● **Required work**
Within the material below, find each line bearing the word "未獲行使" and present it.

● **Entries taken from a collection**
=-=-=-=-=

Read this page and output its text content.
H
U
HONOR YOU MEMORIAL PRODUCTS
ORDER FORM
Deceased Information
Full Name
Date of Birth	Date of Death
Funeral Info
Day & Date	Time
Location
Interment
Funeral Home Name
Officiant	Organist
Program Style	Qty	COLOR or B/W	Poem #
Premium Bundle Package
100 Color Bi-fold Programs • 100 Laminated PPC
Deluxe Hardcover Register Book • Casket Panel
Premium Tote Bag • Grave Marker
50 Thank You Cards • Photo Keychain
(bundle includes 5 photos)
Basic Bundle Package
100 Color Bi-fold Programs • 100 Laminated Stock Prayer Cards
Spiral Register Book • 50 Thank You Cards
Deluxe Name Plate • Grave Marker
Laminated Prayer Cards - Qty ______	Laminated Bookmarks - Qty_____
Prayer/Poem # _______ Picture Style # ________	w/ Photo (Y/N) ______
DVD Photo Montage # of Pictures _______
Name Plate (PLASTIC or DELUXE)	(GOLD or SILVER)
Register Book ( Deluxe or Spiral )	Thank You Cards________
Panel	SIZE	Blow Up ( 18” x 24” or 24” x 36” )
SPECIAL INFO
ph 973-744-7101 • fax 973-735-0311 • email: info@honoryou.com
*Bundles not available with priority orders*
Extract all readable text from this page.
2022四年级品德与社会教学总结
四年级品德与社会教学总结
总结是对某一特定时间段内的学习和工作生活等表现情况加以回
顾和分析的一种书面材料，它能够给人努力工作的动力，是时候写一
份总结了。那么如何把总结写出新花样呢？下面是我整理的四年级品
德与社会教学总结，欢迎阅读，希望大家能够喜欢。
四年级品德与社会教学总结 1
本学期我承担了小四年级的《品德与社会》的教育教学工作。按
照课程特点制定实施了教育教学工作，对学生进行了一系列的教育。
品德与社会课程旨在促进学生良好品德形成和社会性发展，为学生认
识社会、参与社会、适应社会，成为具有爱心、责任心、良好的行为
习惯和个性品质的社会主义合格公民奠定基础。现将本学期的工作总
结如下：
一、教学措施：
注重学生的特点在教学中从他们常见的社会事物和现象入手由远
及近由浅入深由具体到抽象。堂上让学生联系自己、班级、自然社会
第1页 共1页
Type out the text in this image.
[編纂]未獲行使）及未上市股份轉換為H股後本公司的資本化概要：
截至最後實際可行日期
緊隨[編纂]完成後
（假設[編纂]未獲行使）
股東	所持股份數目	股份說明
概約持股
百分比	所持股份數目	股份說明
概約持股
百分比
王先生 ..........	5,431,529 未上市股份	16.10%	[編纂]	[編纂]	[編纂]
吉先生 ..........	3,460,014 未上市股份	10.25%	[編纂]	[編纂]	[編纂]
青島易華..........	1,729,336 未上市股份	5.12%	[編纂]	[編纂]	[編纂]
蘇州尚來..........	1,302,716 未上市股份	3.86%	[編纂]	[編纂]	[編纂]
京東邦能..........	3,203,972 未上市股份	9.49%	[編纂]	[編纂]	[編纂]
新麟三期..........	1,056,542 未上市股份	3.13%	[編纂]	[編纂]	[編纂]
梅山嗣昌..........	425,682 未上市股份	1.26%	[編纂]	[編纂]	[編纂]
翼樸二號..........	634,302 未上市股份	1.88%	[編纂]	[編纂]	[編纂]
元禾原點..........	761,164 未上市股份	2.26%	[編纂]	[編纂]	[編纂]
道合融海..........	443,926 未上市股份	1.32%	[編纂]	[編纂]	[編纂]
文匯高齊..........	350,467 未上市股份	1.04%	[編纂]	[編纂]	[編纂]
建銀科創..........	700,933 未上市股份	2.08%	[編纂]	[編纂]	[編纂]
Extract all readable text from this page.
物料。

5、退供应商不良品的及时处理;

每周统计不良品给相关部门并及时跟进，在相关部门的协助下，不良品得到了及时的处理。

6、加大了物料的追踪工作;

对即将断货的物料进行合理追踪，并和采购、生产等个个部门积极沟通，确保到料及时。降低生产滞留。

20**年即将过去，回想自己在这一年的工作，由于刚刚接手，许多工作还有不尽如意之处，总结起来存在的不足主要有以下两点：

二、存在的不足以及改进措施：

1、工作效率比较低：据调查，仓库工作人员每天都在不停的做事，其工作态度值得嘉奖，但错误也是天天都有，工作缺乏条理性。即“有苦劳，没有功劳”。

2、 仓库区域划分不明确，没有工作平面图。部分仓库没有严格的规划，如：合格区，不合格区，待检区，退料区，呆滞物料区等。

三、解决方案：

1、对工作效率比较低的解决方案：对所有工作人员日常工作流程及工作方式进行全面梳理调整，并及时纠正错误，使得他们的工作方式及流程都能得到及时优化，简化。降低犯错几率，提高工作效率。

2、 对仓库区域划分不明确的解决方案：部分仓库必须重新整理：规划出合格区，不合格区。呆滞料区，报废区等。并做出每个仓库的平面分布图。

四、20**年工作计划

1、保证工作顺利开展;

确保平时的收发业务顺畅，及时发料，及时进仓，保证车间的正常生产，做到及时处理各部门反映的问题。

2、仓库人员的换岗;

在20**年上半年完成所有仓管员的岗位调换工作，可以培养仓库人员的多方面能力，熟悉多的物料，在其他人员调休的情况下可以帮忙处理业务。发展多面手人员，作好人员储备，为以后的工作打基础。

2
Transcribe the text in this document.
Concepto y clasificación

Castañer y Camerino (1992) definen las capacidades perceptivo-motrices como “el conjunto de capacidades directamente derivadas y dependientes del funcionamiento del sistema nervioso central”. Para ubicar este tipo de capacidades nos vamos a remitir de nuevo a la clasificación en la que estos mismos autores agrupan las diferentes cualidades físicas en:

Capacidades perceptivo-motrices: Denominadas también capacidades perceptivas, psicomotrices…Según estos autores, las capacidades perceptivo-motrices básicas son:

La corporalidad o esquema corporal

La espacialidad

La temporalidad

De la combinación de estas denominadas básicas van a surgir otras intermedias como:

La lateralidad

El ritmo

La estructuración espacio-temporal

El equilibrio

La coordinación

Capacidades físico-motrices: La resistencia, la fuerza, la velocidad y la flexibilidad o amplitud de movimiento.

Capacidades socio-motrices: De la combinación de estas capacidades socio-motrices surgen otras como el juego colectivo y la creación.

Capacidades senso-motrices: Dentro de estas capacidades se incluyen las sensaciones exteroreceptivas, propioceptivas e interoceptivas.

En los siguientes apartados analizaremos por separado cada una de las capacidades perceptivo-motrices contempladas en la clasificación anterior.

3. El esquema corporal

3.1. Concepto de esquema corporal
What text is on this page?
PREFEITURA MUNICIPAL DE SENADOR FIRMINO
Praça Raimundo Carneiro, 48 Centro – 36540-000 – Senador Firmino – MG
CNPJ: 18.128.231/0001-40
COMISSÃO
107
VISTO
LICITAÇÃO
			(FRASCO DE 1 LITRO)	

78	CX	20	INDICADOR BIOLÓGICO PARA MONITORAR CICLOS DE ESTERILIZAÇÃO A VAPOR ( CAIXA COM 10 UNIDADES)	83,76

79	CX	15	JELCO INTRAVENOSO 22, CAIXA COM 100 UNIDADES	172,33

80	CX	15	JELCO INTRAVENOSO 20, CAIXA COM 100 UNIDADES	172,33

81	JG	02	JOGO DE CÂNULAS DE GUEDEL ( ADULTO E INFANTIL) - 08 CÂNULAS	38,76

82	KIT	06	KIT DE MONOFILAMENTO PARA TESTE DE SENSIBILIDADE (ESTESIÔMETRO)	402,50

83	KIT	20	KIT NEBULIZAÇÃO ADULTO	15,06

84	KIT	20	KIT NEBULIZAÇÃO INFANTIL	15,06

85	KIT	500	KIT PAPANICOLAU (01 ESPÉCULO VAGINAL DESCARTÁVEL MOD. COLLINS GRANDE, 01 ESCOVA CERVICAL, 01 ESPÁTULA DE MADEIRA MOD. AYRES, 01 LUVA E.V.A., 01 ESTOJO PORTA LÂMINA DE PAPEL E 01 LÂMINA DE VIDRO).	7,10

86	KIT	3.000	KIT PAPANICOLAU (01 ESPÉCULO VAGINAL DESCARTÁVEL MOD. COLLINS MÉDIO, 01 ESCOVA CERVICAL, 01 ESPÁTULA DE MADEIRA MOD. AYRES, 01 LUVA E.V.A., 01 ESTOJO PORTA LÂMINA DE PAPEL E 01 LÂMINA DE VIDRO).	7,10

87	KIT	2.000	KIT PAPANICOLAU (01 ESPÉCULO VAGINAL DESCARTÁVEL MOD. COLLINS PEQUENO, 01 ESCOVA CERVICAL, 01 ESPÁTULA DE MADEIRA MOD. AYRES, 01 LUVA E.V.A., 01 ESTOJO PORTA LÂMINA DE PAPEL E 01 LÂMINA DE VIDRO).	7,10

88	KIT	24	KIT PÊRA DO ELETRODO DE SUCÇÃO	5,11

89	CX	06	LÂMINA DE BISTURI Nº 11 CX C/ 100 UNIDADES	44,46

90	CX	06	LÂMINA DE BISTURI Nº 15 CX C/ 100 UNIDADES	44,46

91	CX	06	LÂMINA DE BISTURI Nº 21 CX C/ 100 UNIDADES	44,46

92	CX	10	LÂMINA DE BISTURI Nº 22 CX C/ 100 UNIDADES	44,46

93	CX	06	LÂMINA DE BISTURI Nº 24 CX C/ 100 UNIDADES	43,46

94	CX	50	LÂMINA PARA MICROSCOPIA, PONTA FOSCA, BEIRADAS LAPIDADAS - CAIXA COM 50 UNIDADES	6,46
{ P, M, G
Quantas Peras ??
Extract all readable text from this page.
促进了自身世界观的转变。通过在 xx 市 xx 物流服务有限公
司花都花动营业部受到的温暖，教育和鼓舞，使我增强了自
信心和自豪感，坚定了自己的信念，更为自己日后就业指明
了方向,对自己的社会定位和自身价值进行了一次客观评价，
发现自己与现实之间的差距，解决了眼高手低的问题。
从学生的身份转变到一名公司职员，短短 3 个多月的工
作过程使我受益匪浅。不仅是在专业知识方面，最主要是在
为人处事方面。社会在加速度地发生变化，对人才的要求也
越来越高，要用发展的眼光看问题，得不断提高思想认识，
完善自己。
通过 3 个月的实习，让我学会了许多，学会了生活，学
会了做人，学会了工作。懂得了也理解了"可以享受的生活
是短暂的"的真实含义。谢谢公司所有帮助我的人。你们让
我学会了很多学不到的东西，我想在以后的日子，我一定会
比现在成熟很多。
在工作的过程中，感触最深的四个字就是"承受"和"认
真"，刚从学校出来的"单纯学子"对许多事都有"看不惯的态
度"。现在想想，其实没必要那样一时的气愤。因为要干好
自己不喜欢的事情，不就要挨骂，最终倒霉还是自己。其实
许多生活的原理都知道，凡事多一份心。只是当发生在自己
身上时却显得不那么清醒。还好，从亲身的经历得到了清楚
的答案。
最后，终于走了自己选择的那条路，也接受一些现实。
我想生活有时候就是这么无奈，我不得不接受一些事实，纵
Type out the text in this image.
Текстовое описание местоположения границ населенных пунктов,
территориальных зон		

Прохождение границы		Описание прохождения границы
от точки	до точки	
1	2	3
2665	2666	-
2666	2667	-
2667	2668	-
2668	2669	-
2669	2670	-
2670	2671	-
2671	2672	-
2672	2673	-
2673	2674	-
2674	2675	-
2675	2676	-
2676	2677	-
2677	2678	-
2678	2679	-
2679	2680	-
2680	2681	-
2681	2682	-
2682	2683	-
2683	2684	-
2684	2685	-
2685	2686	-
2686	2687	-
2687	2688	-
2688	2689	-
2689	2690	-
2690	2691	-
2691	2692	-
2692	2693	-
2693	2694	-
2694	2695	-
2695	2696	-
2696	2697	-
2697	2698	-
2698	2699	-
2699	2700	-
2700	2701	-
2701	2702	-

=-=-=-=-=

● **Exercise result**
[編纂]未獲行使）及未上市股份轉換為H股後本公司的資本化概要：
（假設[編纂]未獲行使）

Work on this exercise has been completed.